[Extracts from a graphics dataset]

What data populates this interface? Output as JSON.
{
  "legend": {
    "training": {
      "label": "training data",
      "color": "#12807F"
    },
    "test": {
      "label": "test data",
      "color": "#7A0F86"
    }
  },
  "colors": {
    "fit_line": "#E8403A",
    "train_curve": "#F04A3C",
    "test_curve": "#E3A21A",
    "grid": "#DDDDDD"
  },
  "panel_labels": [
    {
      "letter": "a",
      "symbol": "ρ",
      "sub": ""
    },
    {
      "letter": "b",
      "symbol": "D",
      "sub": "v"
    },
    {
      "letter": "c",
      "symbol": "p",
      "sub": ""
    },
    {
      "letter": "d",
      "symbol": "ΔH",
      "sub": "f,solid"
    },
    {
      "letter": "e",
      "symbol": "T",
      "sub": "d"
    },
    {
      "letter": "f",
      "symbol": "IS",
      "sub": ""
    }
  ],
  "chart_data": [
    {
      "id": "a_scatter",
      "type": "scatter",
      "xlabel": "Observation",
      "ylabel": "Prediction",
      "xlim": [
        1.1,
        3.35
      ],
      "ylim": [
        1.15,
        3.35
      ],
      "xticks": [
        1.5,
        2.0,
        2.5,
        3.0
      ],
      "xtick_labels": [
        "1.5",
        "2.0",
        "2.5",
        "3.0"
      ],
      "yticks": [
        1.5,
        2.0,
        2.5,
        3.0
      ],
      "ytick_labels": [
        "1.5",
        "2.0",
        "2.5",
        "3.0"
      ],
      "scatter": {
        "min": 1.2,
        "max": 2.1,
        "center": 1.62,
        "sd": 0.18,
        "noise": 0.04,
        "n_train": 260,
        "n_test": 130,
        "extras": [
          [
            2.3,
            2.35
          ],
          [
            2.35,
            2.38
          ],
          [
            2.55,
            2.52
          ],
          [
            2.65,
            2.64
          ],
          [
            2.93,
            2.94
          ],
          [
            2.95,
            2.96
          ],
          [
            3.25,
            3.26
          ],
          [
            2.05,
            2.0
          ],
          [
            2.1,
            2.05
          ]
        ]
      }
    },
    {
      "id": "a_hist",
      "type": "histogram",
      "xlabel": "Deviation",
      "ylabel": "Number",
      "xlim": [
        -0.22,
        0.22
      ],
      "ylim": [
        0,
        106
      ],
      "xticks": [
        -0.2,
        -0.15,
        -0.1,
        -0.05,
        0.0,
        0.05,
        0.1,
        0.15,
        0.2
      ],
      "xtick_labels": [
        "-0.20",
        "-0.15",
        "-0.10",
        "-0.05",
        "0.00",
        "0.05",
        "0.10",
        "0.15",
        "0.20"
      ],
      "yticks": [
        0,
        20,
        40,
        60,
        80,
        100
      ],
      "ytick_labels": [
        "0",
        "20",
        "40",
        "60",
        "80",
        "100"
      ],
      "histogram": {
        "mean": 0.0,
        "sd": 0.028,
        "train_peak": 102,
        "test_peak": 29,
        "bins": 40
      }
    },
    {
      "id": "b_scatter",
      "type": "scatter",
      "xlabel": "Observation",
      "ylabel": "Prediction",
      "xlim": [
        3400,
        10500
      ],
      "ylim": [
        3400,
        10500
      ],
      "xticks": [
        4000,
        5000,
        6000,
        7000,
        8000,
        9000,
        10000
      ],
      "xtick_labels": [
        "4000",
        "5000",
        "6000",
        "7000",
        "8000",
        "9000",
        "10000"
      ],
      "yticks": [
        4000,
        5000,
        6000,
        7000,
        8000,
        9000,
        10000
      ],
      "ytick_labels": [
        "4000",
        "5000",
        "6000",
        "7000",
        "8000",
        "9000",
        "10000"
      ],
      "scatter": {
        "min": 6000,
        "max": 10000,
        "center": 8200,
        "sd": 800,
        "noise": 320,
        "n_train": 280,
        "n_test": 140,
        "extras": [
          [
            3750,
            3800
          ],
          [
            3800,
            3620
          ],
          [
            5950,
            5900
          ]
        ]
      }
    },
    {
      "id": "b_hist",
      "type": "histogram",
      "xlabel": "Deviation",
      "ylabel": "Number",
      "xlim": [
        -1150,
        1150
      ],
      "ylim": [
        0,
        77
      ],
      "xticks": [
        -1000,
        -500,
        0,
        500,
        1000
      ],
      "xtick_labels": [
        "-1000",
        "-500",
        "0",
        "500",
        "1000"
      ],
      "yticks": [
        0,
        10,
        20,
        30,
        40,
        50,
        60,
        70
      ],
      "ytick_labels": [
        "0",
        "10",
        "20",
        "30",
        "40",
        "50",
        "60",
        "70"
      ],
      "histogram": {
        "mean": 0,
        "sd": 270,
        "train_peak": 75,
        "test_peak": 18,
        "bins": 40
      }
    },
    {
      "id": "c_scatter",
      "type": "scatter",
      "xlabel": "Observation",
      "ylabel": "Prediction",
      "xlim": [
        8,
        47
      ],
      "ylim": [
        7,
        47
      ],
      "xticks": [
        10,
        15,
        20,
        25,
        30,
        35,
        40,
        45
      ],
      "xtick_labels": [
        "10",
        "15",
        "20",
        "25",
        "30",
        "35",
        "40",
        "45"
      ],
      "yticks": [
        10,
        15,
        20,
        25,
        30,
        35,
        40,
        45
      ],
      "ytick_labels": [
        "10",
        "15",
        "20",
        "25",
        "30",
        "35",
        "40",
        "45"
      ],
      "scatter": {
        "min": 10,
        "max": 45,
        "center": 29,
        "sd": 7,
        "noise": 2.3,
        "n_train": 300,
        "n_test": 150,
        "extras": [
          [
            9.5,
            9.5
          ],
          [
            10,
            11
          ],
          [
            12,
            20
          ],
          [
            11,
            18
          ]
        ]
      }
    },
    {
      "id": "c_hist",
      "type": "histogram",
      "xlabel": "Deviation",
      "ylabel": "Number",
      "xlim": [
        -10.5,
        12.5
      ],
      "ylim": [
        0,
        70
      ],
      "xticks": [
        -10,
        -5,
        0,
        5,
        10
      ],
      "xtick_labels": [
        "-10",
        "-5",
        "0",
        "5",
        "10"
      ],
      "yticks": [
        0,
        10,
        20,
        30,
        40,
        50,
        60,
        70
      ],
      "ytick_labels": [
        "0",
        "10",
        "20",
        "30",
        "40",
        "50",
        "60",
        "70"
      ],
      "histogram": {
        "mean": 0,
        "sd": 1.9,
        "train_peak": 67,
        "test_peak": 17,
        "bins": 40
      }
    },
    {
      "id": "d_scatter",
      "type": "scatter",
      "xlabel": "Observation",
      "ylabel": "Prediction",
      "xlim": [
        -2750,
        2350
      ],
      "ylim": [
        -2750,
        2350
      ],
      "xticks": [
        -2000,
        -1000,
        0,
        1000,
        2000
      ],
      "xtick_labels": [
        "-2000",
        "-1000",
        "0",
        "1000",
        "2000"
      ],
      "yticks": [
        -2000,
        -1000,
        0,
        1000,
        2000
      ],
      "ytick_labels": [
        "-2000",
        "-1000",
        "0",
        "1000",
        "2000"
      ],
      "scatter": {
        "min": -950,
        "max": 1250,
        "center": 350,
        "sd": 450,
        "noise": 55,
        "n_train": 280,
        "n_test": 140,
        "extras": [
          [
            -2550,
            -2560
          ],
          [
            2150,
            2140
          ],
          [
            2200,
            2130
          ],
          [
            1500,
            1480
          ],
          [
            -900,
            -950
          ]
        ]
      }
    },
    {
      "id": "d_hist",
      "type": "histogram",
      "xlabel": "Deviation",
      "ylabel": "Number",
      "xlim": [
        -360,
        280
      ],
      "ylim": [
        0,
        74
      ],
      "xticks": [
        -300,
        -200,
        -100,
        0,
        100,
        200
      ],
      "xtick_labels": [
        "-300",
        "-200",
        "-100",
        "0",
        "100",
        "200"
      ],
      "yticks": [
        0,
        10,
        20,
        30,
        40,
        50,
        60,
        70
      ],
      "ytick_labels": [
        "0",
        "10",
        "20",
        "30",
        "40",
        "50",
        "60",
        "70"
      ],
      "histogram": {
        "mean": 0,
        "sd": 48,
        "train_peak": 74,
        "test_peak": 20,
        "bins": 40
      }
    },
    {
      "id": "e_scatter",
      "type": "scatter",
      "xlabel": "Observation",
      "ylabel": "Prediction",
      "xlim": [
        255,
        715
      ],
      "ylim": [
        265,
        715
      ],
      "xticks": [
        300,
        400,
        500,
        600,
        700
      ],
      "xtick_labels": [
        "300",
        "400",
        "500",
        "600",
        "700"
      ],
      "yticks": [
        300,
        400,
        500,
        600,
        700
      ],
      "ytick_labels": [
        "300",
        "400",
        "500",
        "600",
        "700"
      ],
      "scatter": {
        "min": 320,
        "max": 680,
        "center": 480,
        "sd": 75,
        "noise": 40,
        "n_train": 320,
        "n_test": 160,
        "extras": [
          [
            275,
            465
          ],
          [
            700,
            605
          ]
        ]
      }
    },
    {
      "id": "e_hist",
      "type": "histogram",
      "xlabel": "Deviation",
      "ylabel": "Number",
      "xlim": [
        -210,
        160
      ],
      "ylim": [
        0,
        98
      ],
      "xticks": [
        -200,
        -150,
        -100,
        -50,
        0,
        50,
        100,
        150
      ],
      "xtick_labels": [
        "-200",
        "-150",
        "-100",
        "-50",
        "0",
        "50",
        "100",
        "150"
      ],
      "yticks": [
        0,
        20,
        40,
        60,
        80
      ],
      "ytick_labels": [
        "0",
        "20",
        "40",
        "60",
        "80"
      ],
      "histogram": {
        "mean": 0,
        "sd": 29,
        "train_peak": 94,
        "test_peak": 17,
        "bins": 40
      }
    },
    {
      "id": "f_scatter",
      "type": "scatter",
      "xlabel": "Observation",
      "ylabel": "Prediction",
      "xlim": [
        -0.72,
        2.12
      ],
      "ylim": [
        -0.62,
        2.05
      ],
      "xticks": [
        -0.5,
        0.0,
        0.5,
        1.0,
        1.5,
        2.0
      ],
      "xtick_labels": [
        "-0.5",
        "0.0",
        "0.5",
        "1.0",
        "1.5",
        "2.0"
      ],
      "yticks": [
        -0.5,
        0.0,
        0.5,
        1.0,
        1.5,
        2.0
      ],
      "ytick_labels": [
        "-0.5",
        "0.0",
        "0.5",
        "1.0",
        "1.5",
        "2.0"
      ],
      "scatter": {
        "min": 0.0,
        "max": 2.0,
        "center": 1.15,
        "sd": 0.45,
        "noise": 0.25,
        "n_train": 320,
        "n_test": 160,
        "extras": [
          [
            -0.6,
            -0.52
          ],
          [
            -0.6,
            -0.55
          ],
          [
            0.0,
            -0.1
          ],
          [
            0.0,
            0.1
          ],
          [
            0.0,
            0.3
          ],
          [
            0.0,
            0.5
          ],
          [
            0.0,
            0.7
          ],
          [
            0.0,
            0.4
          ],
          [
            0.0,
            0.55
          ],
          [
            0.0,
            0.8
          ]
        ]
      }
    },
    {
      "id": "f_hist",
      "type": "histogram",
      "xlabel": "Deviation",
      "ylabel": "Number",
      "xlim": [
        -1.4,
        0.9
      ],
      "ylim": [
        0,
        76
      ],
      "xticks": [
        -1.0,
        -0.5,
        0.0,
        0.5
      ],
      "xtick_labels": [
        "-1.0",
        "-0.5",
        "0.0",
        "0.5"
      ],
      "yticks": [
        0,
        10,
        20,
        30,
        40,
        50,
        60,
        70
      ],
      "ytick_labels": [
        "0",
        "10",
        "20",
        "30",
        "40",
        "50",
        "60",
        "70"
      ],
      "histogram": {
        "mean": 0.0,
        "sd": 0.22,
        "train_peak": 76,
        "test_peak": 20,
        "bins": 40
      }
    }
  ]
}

§ Short task
Check each line of the entries for the string "noise". Copy the lines that have it.

§ The completed task
        "noise": 0.04,
        "noise": 320,
        "noise": 2.3,
        "noise": 55,
        "noise": 40,
        "noise": 0.25,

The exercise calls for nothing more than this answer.